Retype each entry below, keeping every character the same.

■ ■ ■

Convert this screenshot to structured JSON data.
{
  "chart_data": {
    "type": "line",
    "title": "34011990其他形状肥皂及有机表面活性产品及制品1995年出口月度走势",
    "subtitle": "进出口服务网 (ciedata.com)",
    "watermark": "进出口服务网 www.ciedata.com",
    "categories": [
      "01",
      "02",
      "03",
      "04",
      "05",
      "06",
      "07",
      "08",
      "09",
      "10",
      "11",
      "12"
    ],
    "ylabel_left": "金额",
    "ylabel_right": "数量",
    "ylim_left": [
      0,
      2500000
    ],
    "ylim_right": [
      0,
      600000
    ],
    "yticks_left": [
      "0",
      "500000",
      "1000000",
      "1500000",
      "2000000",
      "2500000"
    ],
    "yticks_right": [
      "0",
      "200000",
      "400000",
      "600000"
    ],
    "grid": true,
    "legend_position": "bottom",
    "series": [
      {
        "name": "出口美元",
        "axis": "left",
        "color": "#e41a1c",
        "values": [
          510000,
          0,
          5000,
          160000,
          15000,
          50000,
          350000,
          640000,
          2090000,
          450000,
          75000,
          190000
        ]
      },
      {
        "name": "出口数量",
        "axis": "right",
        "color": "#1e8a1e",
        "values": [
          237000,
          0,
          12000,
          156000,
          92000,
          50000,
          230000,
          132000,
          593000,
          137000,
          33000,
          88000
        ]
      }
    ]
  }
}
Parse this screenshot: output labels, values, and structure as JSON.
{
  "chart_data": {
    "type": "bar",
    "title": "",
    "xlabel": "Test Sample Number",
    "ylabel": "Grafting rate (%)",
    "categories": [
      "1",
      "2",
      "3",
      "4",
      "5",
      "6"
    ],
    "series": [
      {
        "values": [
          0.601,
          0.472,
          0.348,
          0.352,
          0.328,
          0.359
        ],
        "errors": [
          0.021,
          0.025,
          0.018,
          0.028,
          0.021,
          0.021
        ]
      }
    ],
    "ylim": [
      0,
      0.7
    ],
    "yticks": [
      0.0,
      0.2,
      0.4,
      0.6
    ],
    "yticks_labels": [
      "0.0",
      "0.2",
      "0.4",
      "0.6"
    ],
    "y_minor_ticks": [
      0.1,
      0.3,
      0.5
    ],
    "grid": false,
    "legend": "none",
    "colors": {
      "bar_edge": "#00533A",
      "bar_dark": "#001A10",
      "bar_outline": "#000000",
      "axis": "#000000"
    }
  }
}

■ ■ ■

Task solution:
Convert this screenshot to structured JSON data.
{
  "chart_data": {
    "type": "line",
    "title": "34011990其他形状肥皂及有机表面活性产品及制品1995年出口月度走势",
    "subtitle": "进出口服务网 (ciedata.com)",
    "watermark": "进出口服务网 www.ciedata.com",
    "categories": [
      "01",
      "02",
      "03",
      "04",
      "05",
      "06",
      "07",
      "08",
      "09",
      "10",
      "11",
      "12"
    ],
    "ylabel_left": "金额",
    "ylabel_right": "数量",
    "ylim_left": [
      0,
      2500000
    ],
    "ylim_right": [
      0,
      600000
    ],
    "yticks_left": [
      "0",
      "500000",
      "1000000",
      "1500000",
      "2000000",
      "2500000"
    ],
    "yticks_right": [
      "0",
      "200000",
      "400000",
      "600000"
    ],
    "grid": true,
    "legend_position": "bottom",
    "series": [
      {
        "name": "出口美元",
        "axis": "left",
        "color": "#e41a1c",
        "values": [
          510000,
          0,
          5000,
          160000,
          15000,
          50000,
          350000,
          640000,
          2090000,
          450000,
          75000,
          190000
        ]
      },
      {
        "name": "出口数量",
        "axis": "right",
        "color": "#1e8a1e",
        "values": [
          237000,
          0,
          12000,
          156000,
          92000,
          50000,
          230000,
          132000,
          593000,
          137000,
          33000,
          88000
        ]
      }
    ]
  }
}
Parse this screenshot: output labels, values, and structure as JSON.
{
  "chart_data": {
    "type": "bar",
    "title": "",
    "xlabel": "Test Sample Number",
    "ylabel": "Grafting rate (%)",
    "categories": [
      "1",
      "2",
      "3",
      "4",
      "5",
      "6"
    ],
    "series": [
      {
        "values": [
          0.601,
          0.472,
          0.348,
          0.352,
          0.328,
          0.359
        ],
        "errors": [
          0.021,
          0.025,
          0.018,
          0.028,
          0.021,
          0.021
        ]
      }
    ],
    "ylim": [
      0,
      0.7
    ],
    "yticks": [
      0.0,
      0.2,
      0.4,
      0.6
    ],
    "yticks_labels": [
      "0.0",
      "0.2",
      "0.4",
      "0.6"
    ],
    "y_minor_ticks": [
      0.1,
      0.3,
      0.5
    ],
    "grid": false,
    "legend": "none",
    "colors": {
      "bar_edge": "#00533A",
      "bar_dark": "#001A10",
      "bar_outline": "#000000",
      "axis": "#000000"
    }
  }
}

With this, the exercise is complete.